++++ DATASET RECORDS

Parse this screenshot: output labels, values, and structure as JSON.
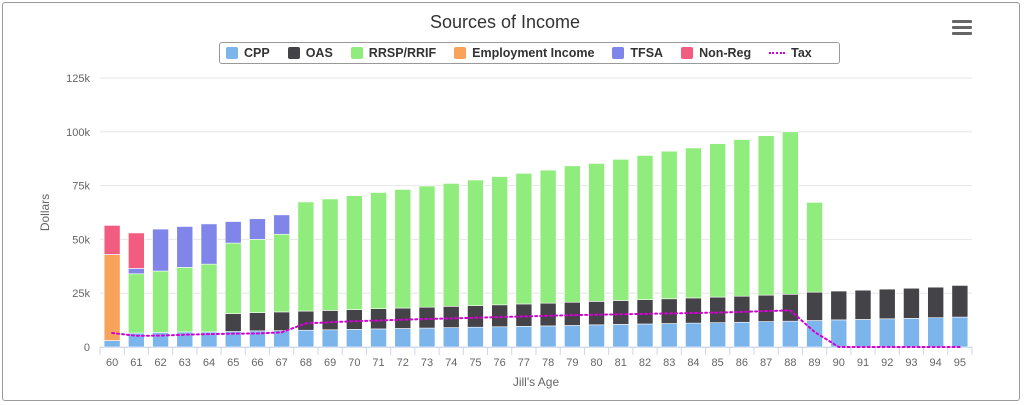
{
  "chart_data": {
    "type": "bar",
    "stacked": true,
    "title": "Sources of Income",
    "xlabel": "Jill's Age",
    "ylabel": "Dollars",
    "ylim": [
      0,
      125000
    ],
    "yticks": [
      0,
      25000,
      50000,
      75000,
      100000,
      125000
    ],
    "ytick_labels": [
      "0",
      "25k",
      "50k",
      "75k",
      "100k",
      "125k"
    ],
    "categories": [
      "60",
      "61",
      "62",
      "63",
      "64",
      "65",
      "66",
      "67",
      "68",
      "69",
      "70",
      "71",
      "72",
      "73",
      "74",
      "75",
      "76",
      "77",
      "78",
      "79",
      "80",
      "81",
      "82",
      "83",
      "84",
      "85",
      "86",
      "87",
      "88",
      "89",
      "90",
      "91",
      "92",
      "93",
      "94",
      "95"
    ],
    "series": [
      {
        "name": "CPP",
        "color": "#7cb5ec",
        "values": [
          3000,
          6500,
          6800,
          7000,
          7000,
          7200,
          7500,
          7600,
          7800,
          8000,
          8200,
          8400,
          8600,
          8800,
          9000,
          9200,
          9400,
          9600,
          9800,
          10000,
          10300,
          10500,
          10700,
          10900,
          11100,
          11300,
          11500,
          11800,
          12000,
          12300,
          12600,
          12800,
          13100,
          13300,
          13600,
          13900
        ]
      },
      {
        "name": "OAS",
        "color": "#434348",
        "values": [
          0,
          0,
          0,
          0,
          0,
          8300,
          8500,
          8700,
          8900,
          9000,
          9200,
          9400,
          9500,
          9700,
          9900,
          10000,
          10200,
          10400,
          10600,
          10800,
          10900,
          11100,
          11300,
          11500,
          11700,
          11900,
          12100,
          12300,
          12500,
          13200,
          13400,
          13600,
          13800,
          14000,
          14200,
          14700
        ]
      },
      {
        "name": "RRSP/RRIF",
        "color": "#90ed7d",
        "values": [
          0,
          27500,
          28500,
          30000,
          31500,
          32800,
          34000,
          36100,
          50700,
          51800,
          52900,
          54000,
          55100,
          56300,
          57100,
          58400,
          59600,
          60700,
          61800,
          63400,
          64100,
          65600,
          67000,
          68600,
          69700,
          71300,
          72800,
          74100,
          75500,
          41700,
          0,
          0,
          0,
          0,
          0,
          0
        ]
      },
      {
        "name": "Employment Income",
        "color": "#f7a35c",
        "values": [
          40000,
          0,
          0,
          0,
          0,
          0,
          0,
          0,
          0,
          0,
          0,
          0,
          0,
          0,
          0,
          0,
          0,
          0,
          0,
          0,
          0,
          0,
          0,
          0,
          0,
          0,
          0,
          0,
          0,
          0,
          0,
          0,
          0,
          0,
          0,
          0
        ]
      },
      {
        "name": "TFSA",
        "color": "#8085e9",
        "values": [
          0,
          2500,
          19500,
          19000,
          18700,
          10000,
          9600,
          9000,
          0,
          0,
          0,
          0,
          0,
          0,
          0,
          0,
          0,
          0,
          0,
          0,
          0,
          0,
          0,
          0,
          0,
          0,
          0,
          0,
          0,
          0,
          0,
          0,
          0,
          0,
          0,
          0
        ]
      },
      {
        "name": "Non-Reg",
        "color": "#f15c80",
        "values": [
          13500,
          16500,
          0,
          0,
          0,
          0,
          0,
          0,
          0,
          0,
          0,
          0,
          0,
          0,
          0,
          0,
          0,
          0,
          0,
          0,
          0,
          0,
          0,
          0,
          0,
          0,
          0,
          0,
          0,
          0,
          0,
          0,
          0,
          0,
          0,
          0
        ]
      }
    ],
    "line_series": {
      "name": "Tax",
      "color": "#d400d4",
      "values": [
        6500,
        5200,
        5300,
        5700,
        6000,
        6200,
        6300,
        6800,
        11000,
        11500,
        12000,
        12300,
        12700,
        13000,
        13300,
        13600,
        13900,
        14200,
        14500,
        14800,
        15000,
        15200,
        15400,
        15600,
        15800,
        16000,
        16300,
        16700,
        17000,
        7000,
        0,
        0,
        0,
        0,
        0,
        0
      ]
    },
    "legend": [
      "CPP",
      "OAS",
      "RRSP/RRIF",
      "Employment Income",
      "TFSA",
      "Non-Reg",
      "Tax"
    ]
  }
}
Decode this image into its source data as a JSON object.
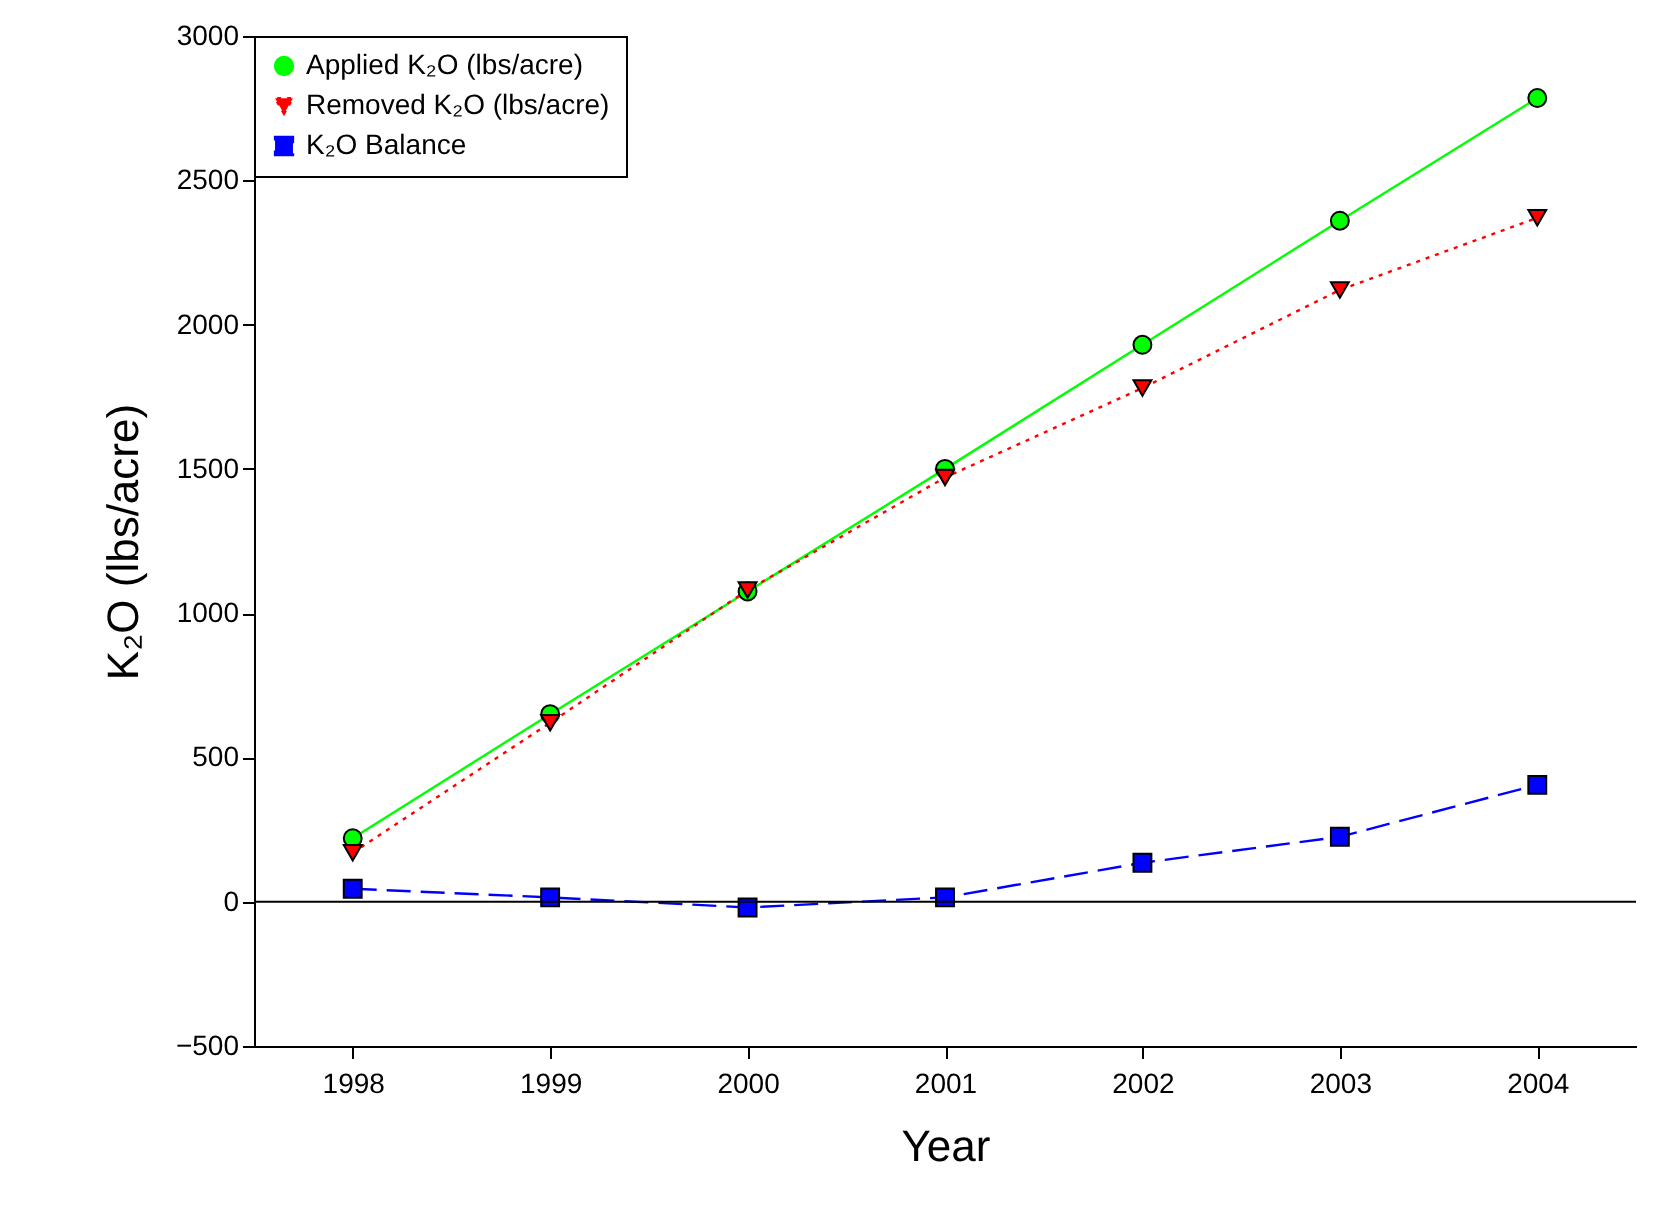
{
  "chart_data": {
    "type": "line",
    "xlabel": "Year",
    "ylabel": "K₂O (lbs/acre)",
    "x": [
      1998,
      1999,
      2000,
      2001,
      2002,
      2003,
      2004
    ],
    "series": [
      {
        "name": "Applied K₂O (lbs/acre)",
        "color": "#00ff00",
        "marker": "circle",
        "line_style": "solid",
        "values": [
          220,
          650,
          1075,
          1500,
          1930,
          2360,
          2785
        ]
      },
      {
        "name": "Removed K₂O (lbs/acre)",
        "color": "#ff0000",
        "marker": "triangle",
        "line_style": "dotted",
        "values": [
          170,
          620,
          1080,
          1470,
          1780,
          2120,
          2370
        ]
      },
      {
        "name": "K₂O Balance",
        "color": "#0000ff",
        "marker": "square",
        "line_style": "dashed",
        "values": [
          45,
          15,
          -20,
          15,
          135,
          225,
          405
        ]
      }
    ],
    "xlim": [
      1997.5,
      2004.5
    ],
    "xticks": [
      1998,
      1999,
      2000,
      2001,
      2002,
      2003,
      2004
    ],
    "ylim": [
      -500,
      3000
    ],
    "yticks": [
      -500,
      0,
      500,
      1000,
      1500,
      2000,
      2500,
      3000
    ],
    "ref_lines": [
      {
        "axis": "y",
        "value": 0,
        "color": "#000000"
      }
    ],
    "grid": false,
    "legend": "top left"
  }
}
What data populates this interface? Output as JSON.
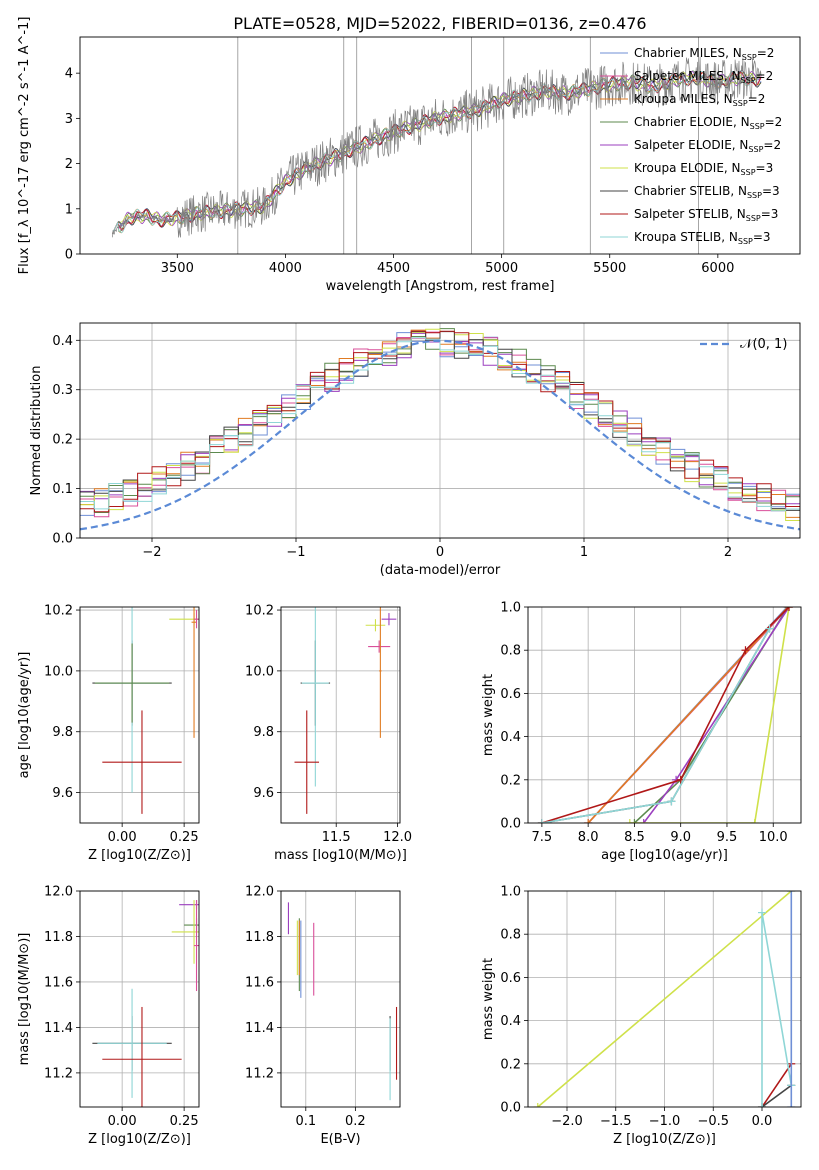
{
  "figure": {
    "title": "PLATE=0528, MJD=52022, FIBERID=0136, z=0.476"
  },
  "palette": {
    "Chabrier MILES": "#6f8fd6",
    "Salpeter MILES": "#d94f9a",
    "Kroupa MILES": "#e07b22",
    "Chabrier ELODIE": "#5c8a4e",
    "Salpeter ELODIE": "#9b3fbf",
    "Kroupa ELODIE": "#cfe14a",
    "Chabrier STELIB": "#444444",
    "Salpeter STELIB": "#b01818",
    "Kroupa STELIB": "#8fd6d6",
    "gaussian": "#5b8ad6",
    "observed": "#808080"
  },
  "chart_data": [
    {
      "id": "spectrum",
      "type": "line",
      "title": "PLATE=0528, MJD=52022, FIBERID=0136, z=0.476",
      "xlabel": "wavelength [Angstrom, rest frame]",
      "ylabel": "Flux [f_λ 10^-17 erg cm^-2 s^-1 A^-1]",
      "xlim": [
        3050,
        6380
      ],
      "ylim": [
        0,
        4.8
      ],
      "xticks": [
        3500,
        4000,
        4500,
        5000,
        5500,
        6000
      ],
      "yticks": [
        0,
        1,
        2,
        3,
        4
      ],
      "grid": false,
      "legend_placement": "top-right",
      "observed_flux": {
        "x": [
          3200,
          3280,
          3350,
          3420,
          3500,
          3600,
          3700,
          3800,
          3900,
          4000,
          4100,
          4200,
          4300,
          4400,
          4500,
          4600,
          4700,
          4800,
          4900,
          5000,
          5100,
          5200,
          5300,
          5400,
          5500,
          5600,
          5700,
          5800,
          5900,
          6000,
          6100,
          6200
        ],
        "y": [
          0.45,
          0.8,
          0.85,
          0.75,
          0.8,
          0.9,
          0.95,
          1.0,
          1.05,
          1.6,
          1.9,
          2.1,
          2.3,
          2.5,
          2.7,
          2.85,
          3.0,
          3.1,
          3.2,
          3.4,
          3.5,
          3.6,
          3.55,
          3.65,
          3.75,
          3.8,
          3.7,
          3.85,
          3.9,
          3.8,
          3.9,
          3.85
        ]
      },
      "series": [
        {
          "name": "Chabrier MILES, N_SSP=2"
        },
        {
          "name": "Salpeter MILES, N_SSP=2"
        },
        {
          "name": "Kroupa MILES, N_SSP=2"
        },
        {
          "name": "Chabrier ELODIE, N_SSP=2"
        },
        {
          "name": "Salpeter ELODIE, N_SSP=2"
        },
        {
          "name": "Kroupa ELODIE, N_SSP=3"
        },
        {
          "name": "Chabrier STELIB, N_SSP=3"
        },
        {
          "name": "Salpeter STELIB, N_SSP=3"
        },
        {
          "name": "Kroupa STELIB, N_SSP=3"
        }
      ]
    },
    {
      "id": "residuals",
      "type": "line",
      "xlabel": "(data-model)/error",
      "ylabel": "Normed distribution",
      "xlim": [
        -2.5,
        2.5
      ],
      "ylim": [
        0,
        0.435
      ],
      "xticks": [
        -2,
        -1,
        0,
        1,
        2
      ],
      "yticks": [
        0.0,
        0.1,
        0.2,
        0.3,
        0.4
      ],
      "grid": true,
      "legend": "N(0,1)",
      "legend_placement": "top-right",
      "gaussian": {
        "mean": 0,
        "sigma": 1
      }
    },
    {
      "id": "age-vs-Z",
      "type": "scatter",
      "xlabel": "Z [log10(Z/Z⊙)]",
      "ylabel": "age [log10(age/yr)]",
      "xlim": [
        -0.17,
        0.31
      ],
      "ylim": [
        9.5,
        10.21
      ],
      "xticks": [
        0.0,
        0.25
      ],
      "yticks": [
        9.6,
        9.8,
        10.0,
        10.2
      ],
      "grid": true,
      "points": [
        {
          "name": "Chabrier STELIB",
          "x": 0.04,
          "y": 9.96,
          "xerr": 0.16,
          "yerr": 0.14
        },
        {
          "name": "Kroupa STELIB",
          "x": 0.04,
          "y": 9.96,
          "xerr": 0.14,
          "yerr": 0.36
        },
        {
          "name": "Chabrier ELODIE",
          "x": 0.04,
          "y": 9.96,
          "xerr": 0.15,
          "yerr": 0.13
        },
        {
          "name": "Salpeter STELIB",
          "x": 0.08,
          "y": 9.7,
          "xerr": 0.16,
          "yerr": 0.17
        },
        {
          "name": "Kroupa ELODIE",
          "x": 0.29,
          "y": 10.17,
          "xerr": 0.1,
          "yerr": 0.02
        },
        {
          "name": "Kroupa MILES",
          "x": 0.29,
          "y": 10.16,
          "xerr": 0.01,
          "yerr": 0.38
        },
        {
          "name": "Salpeter MILES",
          "x": 0.3,
          "y": 10.17,
          "xerr": 0.01,
          "yerr": 0.03
        }
      ]
    },
    {
      "id": "age-vs-mass",
      "type": "scatter",
      "xlabel": "mass [log10(M/M⊙)]",
      "ylabel": "",
      "xlim": [
        11.05,
        12.02
      ],
      "ylim": [
        9.5,
        10.21
      ],
      "xticks": [
        11.5,
        12.0
      ],
      "yticks": [
        9.6,
        9.8,
        10.0,
        10.2
      ],
      "grid": true,
      "points": [
        {
          "name": "Chabrier STELIB",
          "x": 11.33,
          "y": 9.96,
          "xerr": 0.12,
          "yerr": 0.14
        },
        {
          "name": "Kroupa STELIB",
          "x": 11.33,
          "y": 9.96,
          "xerr": 0.11,
          "yerr": 0.34
        },
        {
          "name": "Salpeter STELIB",
          "x": 11.26,
          "y": 9.7,
          "xerr": 0.1,
          "yerr": 0.17
        },
        {
          "name": "Salpeter ELODIE",
          "x": 11.93,
          "y": 10.17,
          "xerr": 0.06,
          "yerr": 0.02
        },
        {
          "name": "Kroupa ELODIE",
          "x": 11.82,
          "y": 10.15,
          "xerr": 0.08,
          "yerr": 0.02
        },
        {
          "name": "Salpeter MILES",
          "x": 11.85,
          "y": 10.08,
          "xerr": 0.09,
          "yerr": 0.02
        },
        {
          "name": "Kroupa MILES",
          "x": 11.86,
          "y": 10.0,
          "xerr": 0.01,
          "yerr": 0.22
        }
      ]
    },
    {
      "id": "weight-vs-age",
      "type": "line",
      "xlabel": "age [log10(age/yr)]",
      "ylabel": "mass weight",
      "xlim": [
        7.35,
        10.3
      ],
      "ylim": [
        0,
        1
      ],
      "xticks": [
        7.5,
        8.0,
        8.5,
        9.0,
        9.5,
        10.0
      ],
      "yticks": [
        0.0,
        0.2,
        0.4,
        0.6,
        0.8,
        1.0
      ],
      "grid": true,
      "series": [
        {
          "name": "Chabrier MILES",
          "x": [
            8.0,
            10.15
          ],
          "y": [
            0.0,
            1.0
          ]
        },
        {
          "name": "Salpeter MILES",
          "x": [
            8.0,
            10.17
          ],
          "y": [
            0.0,
            1.0
          ]
        },
        {
          "name": "Kroupa MILES",
          "x": [
            8.0,
            10.16
          ],
          "y": [
            0.0,
            1.0
          ]
        },
        {
          "name": "Chabrier ELODIE",
          "x": [
            8.5,
            9.0,
            10.16
          ],
          "y": [
            0.0,
            0.2,
            1.0
          ]
        },
        {
          "name": "Salpeter ELODIE",
          "x": [
            8.6,
            8.95,
            10.17
          ],
          "y": [
            0.0,
            0.2,
            1.0
          ]
        },
        {
          "name": "Kroupa ELODIE",
          "x": [
            8.45,
            9.8,
            10.17
          ],
          "y": [
            0.0,
            0.0,
            1.0
          ]
        },
        {
          "name": "Chabrier STELIB",
          "x": [
            7.5,
            8.9,
            9.96
          ],
          "y": [
            0.0,
            0.1,
            0.9
          ]
        },
        {
          "name": "Salpeter STELIB",
          "x": [
            7.5,
            9.0,
            9.7,
            10.17
          ],
          "y": [
            0.0,
            0.2,
            0.8,
            1.0
          ]
        },
        {
          "name": "Kroupa STELIB",
          "x": [
            7.5,
            8.9,
            9.96
          ],
          "y": [
            0.0,
            0.1,
            0.9
          ]
        }
      ]
    },
    {
      "id": "mass-vs-Z",
      "type": "scatter",
      "xlabel": "Z [log10(Z/Z⊙)]",
      "ylabel": "mass [log10(M/M⊙)]",
      "xlim": [
        -0.17,
        0.31
      ],
      "ylim": [
        11.05,
        12.0
      ],
      "xticks": [
        0.0,
        0.25
      ],
      "yticks": [
        11.2,
        11.4,
        11.6,
        11.8,
        12.0
      ],
      "grid": true,
      "points": [
        {
          "name": "Chabrier STELIB",
          "x": 0.04,
          "y": 11.33,
          "xerr": 0.16,
          "yerr": 0.12
        },
        {
          "name": "Kroupa STELIB",
          "x": 0.04,
          "y": 11.33,
          "xerr": 0.14,
          "yerr": 0.24
        },
        {
          "name": "Salpeter STELIB",
          "x": 0.08,
          "y": 11.26,
          "xerr": 0.16,
          "yerr": 0.23
        },
        {
          "name": "Salpeter ELODIE",
          "x": 0.3,
          "y": 11.94,
          "xerr": 0.07,
          "yerr": 0.02
        },
        {
          "name": "Chabrier ELODIE",
          "x": 0.3,
          "y": 11.85,
          "xerr": 0.05,
          "yerr": 0.03
        },
        {
          "name": "Kroupa ELODIE",
          "x": 0.29,
          "y": 11.82,
          "xerr": 0.09,
          "yerr": 0.14
        },
        {
          "name": "Salpeter MILES",
          "x": 0.3,
          "y": 11.76,
          "xerr": 0.01,
          "yerr": 0.2
        }
      ]
    },
    {
      "id": "mass-vs-ebv",
      "type": "scatter",
      "xlabel": "E(B-V)",
      "ylabel": "",
      "xlim": [
        0.05,
        0.29
      ],
      "ylim": [
        11.05,
        12.0
      ],
      "xticks": [
        0.1,
        0.2
      ],
      "yticks": [
        11.2,
        11.4,
        11.6,
        11.8,
        12.0
      ],
      "grid": true,
      "points": [
        {
          "name": "Salpeter ELODIE",
          "x": 0.065,
          "y": 11.88,
          "xerr": 0,
          "yerr": 0.07
        },
        {
          "name": "Kroupa ELODIE",
          "x": 0.083,
          "y": 11.75,
          "xerr": 0,
          "yerr": 0.12
        },
        {
          "name": "Chabrier ELODIE",
          "x": 0.087,
          "y": 11.72,
          "xerr": 0,
          "yerr": 0.16
        },
        {
          "name": "Chabrier MILES",
          "x": 0.09,
          "y": 11.7,
          "xerr": 0,
          "yerr": 0.17
        },
        {
          "name": "Salpeter MILES",
          "x": 0.116,
          "y": 11.7,
          "xerr": 0,
          "yerr": 0.16
        },
        {
          "name": "Kroupa MILES",
          "x": 0.087,
          "y": 11.75,
          "xerr": 0,
          "yerr": 0.12
        },
        {
          "name": "Chabrier STELIB",
          "x": 0.27,
          "y": 11.33,
          "xerr": 0,
          "yerr": 0.12
        },
        {
          "name": "Kroupa STELIB",
          "x": 0.27,
          "y": 11.26,
          "xerr": 0,
          "yerr": 0.18
        },
        {
          "name": "Salpeter STELIB",
          "x": 0.283,
          "y": 11.33,
          "xerr": 0,
          "yerr": 0.16
        }
      ]
    },
    {
      "id": "weight-vs-Z",
      "type": "line",
      "xlabel": "Z [log10(Z/Z⊙)]",
      "ylabel": "mass weight",
      "xlim": [
        -2.4,
        0.4
      ],
      "ylim": [
        0,
        1
      ],
      "xticks": [
        -2.0,
        -1.5,
        -1.0,
        -0.5,
        0.0,
        0.5
      ],
      "yticks": [
        0.0,
        0.2,
        0.4,
        0.6,
        0.8,
        1.0
      ],
      "grid": true,
      "series": [
        {
          "name": "Kroupa ELODIE",
          "x": [
            -2.3,
            0.3
          ],
          "y": [
            0.0,
            1.0
          ]
        },
        {
          "name": "Salpeter STELIB",
          "x": [
            0.0,
            0.3
          ],
          "y": [
            0.0,
            0.2
          ]
        },
        {
          "name": "Chabrier STELIB",
          "x": [
            0.0,
            0.3
          ],
          "y": [
            0.0,
            0.1
          ]
        },
        {
          "name": "Kroupa STELIB",
          "x": [
            0.0,
            0.0,
            0.3
          ],
          "y": [
            0.0,
            0.9,
            0.1
          ]
        },
        {
          "name": "Chabrier MILES",
          "x": [
            0.3,
            0.3
          ],
          "y": [
            0.0,
            1.0
          ]
        }
      ]
    }
  ],
  "panel_labels": {
    "spectrum": {
      "xlabel": "wavelength [Angstrom, rest frame]"
    },
    "residuals": {
      "xlabel": "(data-model)/error",
      "ylabel": "Normed distribution",
      "legend": "𝒩(0, 1)"
    }
  }
}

++++++++

**OBJECTIVE**
Find the string "PLATE" in the records, then copy each line where it occurs.

**TASK SOLUTION**
    "title": "PLATE=0528, MJD=52022, FIBERID=0136, z=0.476"
      "title": "PLATE=0528, MJD=52022, FIBERID=0136, z=0.476",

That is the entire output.